Begin Provided entries
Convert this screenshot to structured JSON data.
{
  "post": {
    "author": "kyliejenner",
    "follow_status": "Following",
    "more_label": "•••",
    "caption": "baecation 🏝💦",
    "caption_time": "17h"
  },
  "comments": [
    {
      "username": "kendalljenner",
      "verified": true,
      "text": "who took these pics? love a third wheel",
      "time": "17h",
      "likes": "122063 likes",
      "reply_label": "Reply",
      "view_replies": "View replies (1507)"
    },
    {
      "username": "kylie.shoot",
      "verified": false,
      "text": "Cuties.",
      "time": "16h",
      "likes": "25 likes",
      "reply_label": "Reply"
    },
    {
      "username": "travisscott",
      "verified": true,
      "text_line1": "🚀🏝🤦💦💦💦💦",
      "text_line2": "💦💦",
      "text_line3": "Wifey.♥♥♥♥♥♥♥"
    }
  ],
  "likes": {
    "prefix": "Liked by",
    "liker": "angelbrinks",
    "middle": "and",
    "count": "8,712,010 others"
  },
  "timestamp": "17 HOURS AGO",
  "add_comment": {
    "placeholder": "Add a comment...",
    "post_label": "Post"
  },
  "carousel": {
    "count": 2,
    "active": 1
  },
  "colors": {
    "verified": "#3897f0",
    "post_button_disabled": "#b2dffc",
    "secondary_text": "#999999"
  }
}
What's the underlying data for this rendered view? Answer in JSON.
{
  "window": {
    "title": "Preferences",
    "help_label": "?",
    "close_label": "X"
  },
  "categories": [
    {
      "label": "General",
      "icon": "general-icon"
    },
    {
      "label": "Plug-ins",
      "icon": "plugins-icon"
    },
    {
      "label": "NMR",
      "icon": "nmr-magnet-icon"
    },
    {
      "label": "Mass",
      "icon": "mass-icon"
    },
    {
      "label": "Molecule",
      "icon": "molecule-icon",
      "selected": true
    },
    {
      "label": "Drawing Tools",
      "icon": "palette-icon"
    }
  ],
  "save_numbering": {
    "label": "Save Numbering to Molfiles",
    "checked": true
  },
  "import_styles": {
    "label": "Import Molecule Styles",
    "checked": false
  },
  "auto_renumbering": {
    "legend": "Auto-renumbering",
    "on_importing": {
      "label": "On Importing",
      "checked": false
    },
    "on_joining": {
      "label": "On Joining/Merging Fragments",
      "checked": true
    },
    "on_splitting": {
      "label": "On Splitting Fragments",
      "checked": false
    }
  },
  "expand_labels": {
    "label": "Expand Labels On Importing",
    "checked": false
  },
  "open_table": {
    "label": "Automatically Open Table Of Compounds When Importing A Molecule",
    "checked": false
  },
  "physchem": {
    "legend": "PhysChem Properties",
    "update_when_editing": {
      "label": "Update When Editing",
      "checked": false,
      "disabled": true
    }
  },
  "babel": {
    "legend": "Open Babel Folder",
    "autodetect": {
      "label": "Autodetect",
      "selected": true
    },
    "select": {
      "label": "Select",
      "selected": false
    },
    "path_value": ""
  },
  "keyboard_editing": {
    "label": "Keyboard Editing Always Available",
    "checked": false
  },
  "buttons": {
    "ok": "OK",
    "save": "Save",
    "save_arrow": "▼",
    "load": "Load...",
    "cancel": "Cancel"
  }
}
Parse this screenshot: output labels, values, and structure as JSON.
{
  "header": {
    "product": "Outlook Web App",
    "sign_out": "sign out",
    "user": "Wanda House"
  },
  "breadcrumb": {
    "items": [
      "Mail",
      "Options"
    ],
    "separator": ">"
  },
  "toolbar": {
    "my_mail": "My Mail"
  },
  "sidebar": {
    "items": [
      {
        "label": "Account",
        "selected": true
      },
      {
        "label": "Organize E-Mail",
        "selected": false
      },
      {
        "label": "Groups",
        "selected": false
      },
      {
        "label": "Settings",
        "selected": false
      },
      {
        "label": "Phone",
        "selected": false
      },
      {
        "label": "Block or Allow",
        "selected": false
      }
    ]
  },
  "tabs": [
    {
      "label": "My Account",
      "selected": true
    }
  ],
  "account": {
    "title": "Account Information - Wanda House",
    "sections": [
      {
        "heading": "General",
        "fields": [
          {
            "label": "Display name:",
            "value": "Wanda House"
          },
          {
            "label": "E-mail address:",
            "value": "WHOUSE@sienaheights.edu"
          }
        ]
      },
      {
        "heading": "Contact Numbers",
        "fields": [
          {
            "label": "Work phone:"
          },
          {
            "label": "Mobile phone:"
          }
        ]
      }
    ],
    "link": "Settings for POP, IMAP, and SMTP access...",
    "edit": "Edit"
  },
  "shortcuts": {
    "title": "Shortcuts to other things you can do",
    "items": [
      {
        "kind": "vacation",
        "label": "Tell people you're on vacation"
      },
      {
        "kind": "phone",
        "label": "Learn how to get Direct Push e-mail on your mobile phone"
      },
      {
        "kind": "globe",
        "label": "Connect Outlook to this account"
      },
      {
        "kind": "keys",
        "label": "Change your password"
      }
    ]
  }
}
End Provided entries
## What you need to do
Extract the complete listing above, reproducing each line exactly.

## Final result
Convert this screenshot to structured JSON data.
{
  "post": {
    "author": "kyliejenner",
    "follow_status": "Following",
    "more_label": "•••",
    "caption": "baecation 🏝💦",
    "caption_time": "17h"
  },
  "comments": [
    {
      "username": "kendalljenner",
      "verified": true,
      "text": "who took these pics? love a third wheel",
      "time": "17h",
      "likes": "122063 likes",
      "reply_label": "Reply",
      "view_replies": "View replies (1507)"
    },
    {
      "username": "kylie.shoot",
      "verified": false,
      "text": "Cuties.",
      "time": "16h",
      "likes": "25 likes",
      "reply_label": "Reply"
    },
    {
      "username": "travisscott",
      "verified": true,
      "text_line1": "🚀🏝🤦💦💦💦💦",
      "text_line2": "💦💦",
      "text_line3": "Wifey.♥♥♥♥♥♥♥"
    }
  ],
  "likes": {
    "prefix": "Liked by",
    "liker": "angelbrinks",
    "middle": "and",
    "count": "8,712,010 others"
  },
  "timestamp": "17 HOURS AGO",
  "add_comment": {
    "placeholder": "Add a comment...",
    "post_label": "Post"
  },
  "carousel": {
    "count": 2,
    "active": 1
  },
  "colors": {
    "verified": "#3897f0",
    "post_button_disabled": "#b2dffc",
    "secondary_text": "#999999"
  }
}
What's the underlying data for this rendered view? Answer in JSON.
{
  "window": {
    "title": "Preferences",
    "help_label": "?",
    "close_label": "X"
  },
  "categories": [
    {
      "label": "General",
      "icon": "general-icon"
    },
    {
      "label": "Plug-ins",
      "icon": "plugins-icon"
    },
    {
      "label": "NMR",
      "icon": "nmr-magnet-icon"
    },
    {
      "label": "Mass",
      "icon": "mass-icon"
    },
    {
      "label": "Molecule",
      "icon": "molecule-icon",
      "selected": true
    },
    {
      "label": "Drawing Tools",
      "icon": "palette-icon"
    }
  ],
  "save_numbering": {
    "label": "Save Numbering to Molfiles",
    "checked": true
  },
  "import_styles": {
    "label": "Import Molecule Styles",
    "checked": false
  },
  "auto_renumbering": {
    "legend": "Auto-renumbering",
    "on_importing": {
      "label": "On Importing",
      "checked": false
    },
    "on_joining": {
      "label": "On Joining/Merging Fragments",
      "checked": true
    },
    "on_splitting": {
      "label": "On Splitting Fragments",
      "checked": false
    }
  },
  "expand_labels": {
    "label": "Expand Labels On Importing",
    "checked": false
  },
  "open_table": {
    "label": "Automatically Open Table Of Compounds When Importing A Molecule",
    "checked": false
  },
  "physchem": {
    "legend": "PhysChem Properties",
    "update_when_editing": {
      "label": "Update When Editing",
      "checked": false,
      "disabled": true
    }
  },
  "babel": {
    "legend": "Open Babel Folder",
    "autodetect": {
      "label": "Autodetect",
      "selected": true
    },
    "select": {
      "label": "Select",
      "selected": false
    },
    "path_value": ""
  },
  "keyboard_editing": {
    "label": "Keyboard Editing Always Available",
    "checked": false
  },
  "buttons": {
    "ok": "OK",
    "save": "Save",
    "save_arrow": "▼",
    "load": "Load...",
    "cancel": "Cancel"
  }
}
Parse this screenshot: output labels, values, and structure as JSON.
{
  "header": {
    "product": "Outlook Web App",
    "sign_out": "sign out",
    "user": "Wanda House"
  },
  "breadcrumb": {
    "items": [
      "Mail",
      "Options"
    ],
    "separator": ">"
  },
  "toolbar": {
    "my_mail": "My Mail"
  },
  "sidebar": {
    "items": [
      {
        "label": "Account",
        "selected": true
      },
      {
        "label": "Organize E-Mail",
        "selected": false
      },
      {
        "label": "Groups",
        "selected": false
      },
      {
        "label": "Settings",
        "selected": false
      },
      {
        "label": "Phone",
        "selected": false
      },
      {
        "label": "Block or Allow",
        "selected": false
      }
    ]
  },
  "tabs": [
    {
      "label": "My Account",
      "selected": true
    }
  ],
  "account": {
    "title": "Account Information - Wanda House",
    "sections": [
      {
        "heading": "General",
        "fields": [
          {
            "label": "Display name:",
            "value": "Wanda House"
          },
          {
            "label": "E-mail address:",
            "value": "WHOUSE@sienaheights.edu"
          }
        ]
      },
      {
        "heading": "Contact Numbers",
        "fields": [
          {
            "label": "Work phone:"
          },
          {
            "label": "Mobile phone:"
          }
        ]
      }
    ],
    "link": "Settings for POP, IMAP, and SMTP access...",
    "edit": "Edit"
  },
  "shortcuts": {
    "title": "Shortcuts to other things you can do",
    "items": [
      {
        "kind": "vacation",
        "label": "Tell people you're on vacation"
      },
      {
        "kind": "phone",
        "label": "Learn how to get Direct Push e-mail on your mobile phone"
      },
      {
        "kind": "globe",
        "label": "Connect Outlook to this account"
      },
      {
        "kind": "keys",
        "label": "Change your password"
      }
    ]
  }
}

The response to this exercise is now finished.